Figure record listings
[BEGIN]

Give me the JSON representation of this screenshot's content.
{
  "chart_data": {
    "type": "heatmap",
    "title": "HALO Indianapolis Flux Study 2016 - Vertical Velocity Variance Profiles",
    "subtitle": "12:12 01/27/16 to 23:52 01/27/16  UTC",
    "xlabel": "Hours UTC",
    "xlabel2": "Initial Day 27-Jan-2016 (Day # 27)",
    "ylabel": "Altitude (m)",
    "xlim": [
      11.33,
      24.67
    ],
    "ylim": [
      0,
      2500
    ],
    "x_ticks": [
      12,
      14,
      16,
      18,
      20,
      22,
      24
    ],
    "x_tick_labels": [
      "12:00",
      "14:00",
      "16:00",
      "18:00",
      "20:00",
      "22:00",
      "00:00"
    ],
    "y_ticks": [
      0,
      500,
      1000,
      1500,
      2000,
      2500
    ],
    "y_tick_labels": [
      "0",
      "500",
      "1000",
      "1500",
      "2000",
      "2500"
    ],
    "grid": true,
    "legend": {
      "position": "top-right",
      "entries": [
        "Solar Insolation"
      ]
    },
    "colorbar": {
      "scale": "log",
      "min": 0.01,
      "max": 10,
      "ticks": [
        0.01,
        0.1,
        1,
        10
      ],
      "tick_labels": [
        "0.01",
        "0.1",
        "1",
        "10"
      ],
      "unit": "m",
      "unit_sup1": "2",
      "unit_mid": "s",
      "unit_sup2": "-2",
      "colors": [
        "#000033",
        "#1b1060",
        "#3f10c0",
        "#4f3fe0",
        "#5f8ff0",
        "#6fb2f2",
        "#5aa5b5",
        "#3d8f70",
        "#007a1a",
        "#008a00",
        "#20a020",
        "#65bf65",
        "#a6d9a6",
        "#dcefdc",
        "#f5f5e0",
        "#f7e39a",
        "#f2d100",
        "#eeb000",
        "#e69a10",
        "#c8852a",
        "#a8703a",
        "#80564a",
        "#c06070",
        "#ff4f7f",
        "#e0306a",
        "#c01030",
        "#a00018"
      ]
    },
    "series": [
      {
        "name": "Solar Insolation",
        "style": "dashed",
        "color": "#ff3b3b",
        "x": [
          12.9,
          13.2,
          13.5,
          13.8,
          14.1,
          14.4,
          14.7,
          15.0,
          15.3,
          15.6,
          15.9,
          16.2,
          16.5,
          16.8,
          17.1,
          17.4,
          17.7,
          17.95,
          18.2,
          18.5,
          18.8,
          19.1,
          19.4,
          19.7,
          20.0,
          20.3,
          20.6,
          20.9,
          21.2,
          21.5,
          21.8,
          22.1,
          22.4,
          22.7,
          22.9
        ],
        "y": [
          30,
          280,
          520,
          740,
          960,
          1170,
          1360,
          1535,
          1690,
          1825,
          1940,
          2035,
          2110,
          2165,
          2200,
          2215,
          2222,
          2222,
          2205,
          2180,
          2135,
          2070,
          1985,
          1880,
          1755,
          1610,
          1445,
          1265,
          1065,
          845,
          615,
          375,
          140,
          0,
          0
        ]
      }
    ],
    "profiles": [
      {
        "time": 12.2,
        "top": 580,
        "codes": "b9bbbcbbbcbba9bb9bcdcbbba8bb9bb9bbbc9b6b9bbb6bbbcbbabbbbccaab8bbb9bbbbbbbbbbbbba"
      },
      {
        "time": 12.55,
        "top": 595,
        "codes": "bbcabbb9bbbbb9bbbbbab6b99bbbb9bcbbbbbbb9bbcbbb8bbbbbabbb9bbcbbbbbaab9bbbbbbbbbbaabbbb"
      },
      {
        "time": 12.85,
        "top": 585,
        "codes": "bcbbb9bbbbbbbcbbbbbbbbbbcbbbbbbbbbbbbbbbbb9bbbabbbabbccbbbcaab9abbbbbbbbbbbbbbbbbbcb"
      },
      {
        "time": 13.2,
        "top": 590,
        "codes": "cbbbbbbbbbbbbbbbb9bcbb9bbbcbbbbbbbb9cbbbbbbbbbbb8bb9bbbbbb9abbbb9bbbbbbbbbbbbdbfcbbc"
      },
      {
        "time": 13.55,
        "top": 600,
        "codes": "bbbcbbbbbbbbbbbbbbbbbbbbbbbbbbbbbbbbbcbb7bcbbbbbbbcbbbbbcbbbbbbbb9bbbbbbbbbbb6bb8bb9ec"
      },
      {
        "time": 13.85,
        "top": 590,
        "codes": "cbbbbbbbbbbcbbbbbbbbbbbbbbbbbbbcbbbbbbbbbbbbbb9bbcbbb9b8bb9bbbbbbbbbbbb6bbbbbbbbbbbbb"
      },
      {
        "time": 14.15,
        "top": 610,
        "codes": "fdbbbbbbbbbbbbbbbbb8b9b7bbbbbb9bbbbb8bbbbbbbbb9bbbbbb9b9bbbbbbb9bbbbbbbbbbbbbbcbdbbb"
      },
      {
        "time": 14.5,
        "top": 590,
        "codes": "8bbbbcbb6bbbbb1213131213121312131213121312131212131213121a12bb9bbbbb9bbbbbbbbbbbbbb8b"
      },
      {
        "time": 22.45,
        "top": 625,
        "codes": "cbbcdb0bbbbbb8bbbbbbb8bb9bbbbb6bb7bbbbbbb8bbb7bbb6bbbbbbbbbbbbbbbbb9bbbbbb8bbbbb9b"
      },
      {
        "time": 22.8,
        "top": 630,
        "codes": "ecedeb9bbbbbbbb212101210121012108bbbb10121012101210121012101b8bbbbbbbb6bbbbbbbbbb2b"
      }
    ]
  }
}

[END]

__Task details__
Every line above should be printed again exactly as it stands.

__Written solution__
Give me the JSON representation of this screenshot's content.
{
  "chart_data": {
    "type": "heatmap",
    "title": "HALO Indianapolis Flux Study 2016 - Vertical Velocity Variance Profiles",
    "subtitle": "12:12 01/27/16 to 23:52 01/27/16  UTC",
    "xlabel": "Hours UTC",
    "xlabel2": "Initial Day 27-Jan-2016 (Day # 27)",
    "ylabel": "Altitude (m)",
    "xlim": [
      11.33,
      24.67
    ],
    "ylim": [
      0,
      2500
    ],
    "x_ticks": [
      12,
      14,
      16,
      18,
      20,
      22,
      24
    ],
    "x_tick_labels": [
      "12:00",
      "14:00",
      "16:00",
      "18:00",
      "20:00",
      "22:00",
      "00:00"
    ],
    "y_ticks": [
      0,
      500,
      1000,
      1500,
      2000,
      2500
    ],
    "y_tick_labels": [
      "0",
      "500",
      "1000",
      "1500",
      "2000",
      "2500"
    ],
    "grid": true,
    "legend": {
      "position": "top-right",
      "entries": [
        "Solar Insolation"
      ]
    },
    "colorbar": {
      "scale": "log",
      "min": 0.01,
      "max": 10,
      "ticks": [
        0.01,
        0.1,
        1,
        10
      ],
      "tick_labels": [
        "0.01",
        "0.1",
        "1",
        "10"
      ],
      "unit": "m",
      "unit_sup1": "2",
      "unit_mid": "s",
      "unit_sup2": "-2",
      "colors": [
        "#000033",
        "#1b1060",
        "#3f10c0",
        "#4f3fe0",
        "#5f8ff0",
        "#6fb2f2",
        "#5aa5b5",
        "#3d8f70",
        "#007a1a",
        "#008a00",
        "#20a020",
        "#65bf65",
        "#a6d9a6",
        "#dcefdc",
        "#f5f5e0",
        "#f7e39a",
        "#f2d100",
        "#eeb000",
        "#e69a10",
        "#c8852a",
        "#a8703a",
        "#80564a",
        "#c06070",
        "#ff4f7f",
        "#e0306a",
        "#c01030",
        "#a00018"
      ]
    },
    "series": [
      {
        "name": "Solar Insolation",
        "style": "dashed",
        "color": "#ff3b3b",
        "x": [
          12.9,
          13.2,
          13.5,
          13.8,
          14.1,
          14.4,
          14.7,
          15.0,
          15.3,
          15.6,
          15.9,
          16.2,
          16.5,
          16.8,
          17.1,
          17.4,
          17.7,
          17.95,
          18.2,
          18.5,
          18.8,
          19.1,
          19.4,
          19.7,
          20.0,
          20.3,
          20.6,
          20.9,
          21.2,
          21.5,
          21.8,
          22.1,
          22.4,
          22.7,
          22.9
        ],
        "y": [
          30,
          280,
          520,
          740,
          960,
          1170,
          1360,
          1535,
          1690,
          1825,
          1940,
          2035,
          2110,
          2165,
          2200,
          2215,
          2222,
          2222,
          2205,
          2180,
          2135,
          2070,
          1985,
          1880,
          1755,
          1610,
          1445,
          1265,
          1065,
          845,
          615,
          375,
          140,
          0,
          0
        ]
      }
    ],
    "profiles": [
      {
        "time": 12.2,
        "top": 580,
        "codes": "b9bbbcbbbcbba9bb9bcdcbbba8bb9bb9bbbc9b6b9bbb6bbbcbbabbbbccaab8bbb9bbbbbbbbbbbbba"
      },
      {
        "time": 12.55,
        "top": 595,
        "codes": "bbcabbb9bbbbb9bbbbbab6b99bbbb9bcbbbbbbb9bbcbbb8bbbbbabbb9bbcbbbbbaab9bbbbbbbbbbaabbbb"
      },
      {
        "time": 12.85,
        "top": 585,
        "codes": "bcbbb9bbbbbbbcbbbbbbbbbbcbbbbbbbbbbbbbbbbb9bbbabbbabbccbbbcaab9abbbbbbbbbbbbbbbbbbcb"
      },
      {
        "time": 13.2,
        "top": 590,
        "codes": "cbbbbbbbbbbbbbbbb9bcbb9bbbcbbbbbbbb9cbbbbbbbbbbb8bb9bbbbbb9abbbb9bbbbbbbbbbbbdbfcbbc"
      },
      {
        "time": 13.55,
        "top": 600,
        "codes": "bbbcbbbbbbbbbbbbbbbbbbbbbbbbbbbbbbbbbcbb7bcbbbbbbbcbbbbbcbbbbbbbb9bbbbbbbbbbb6bb8bb9ec"
      },
      {
        "time": 13.85,
        "top": 590,
        "codes": "cbbbbbbbbbbcbbbbbbbbbbbbbbbbbbbcbbbbbbbbbbbbbb9bbcbbb9b8bb9bbbbbbbbbbbb6bbbbbbbbbbbbb"
      },
      {
        "time": 14.15,
        "top": 610,
        "codes": "fdbbbbbbbbbbbbbbbbb8b9b7bbbbbb9bbbbb8bbbbbbbbb9bbbbbb9b9bbbbbbb9bbbbbbbbbbbbbbcbdbbb"
      },
      {
        "time": 14.5,
        "top": 590,
        "codes": "8bbbbcbb6bbbbb1213131213121312131213121312131212131213121a12bb9bbbbb9bbbbbbbbbbbbbb8b"
      },
      {
        "time": 22.45,
        "top": 625,
        "codes": "cbbcdb0bbbbbb8bbbbbbb8bb9bbbbb6bb7bbbbbbb8bbb7bbb6bbbbbbbbbbbbbbbbb9bbbbbb8bbbbb9b"
      },
      {
        "time": 22.8,
        "top": 630,
        "codes": "ecedeb9bbbbbbbb212101210121012108bbbb10121012101210121012101b8bbbbbbbb6bbbbbbbbbb2b"
      }
    ]
  }
}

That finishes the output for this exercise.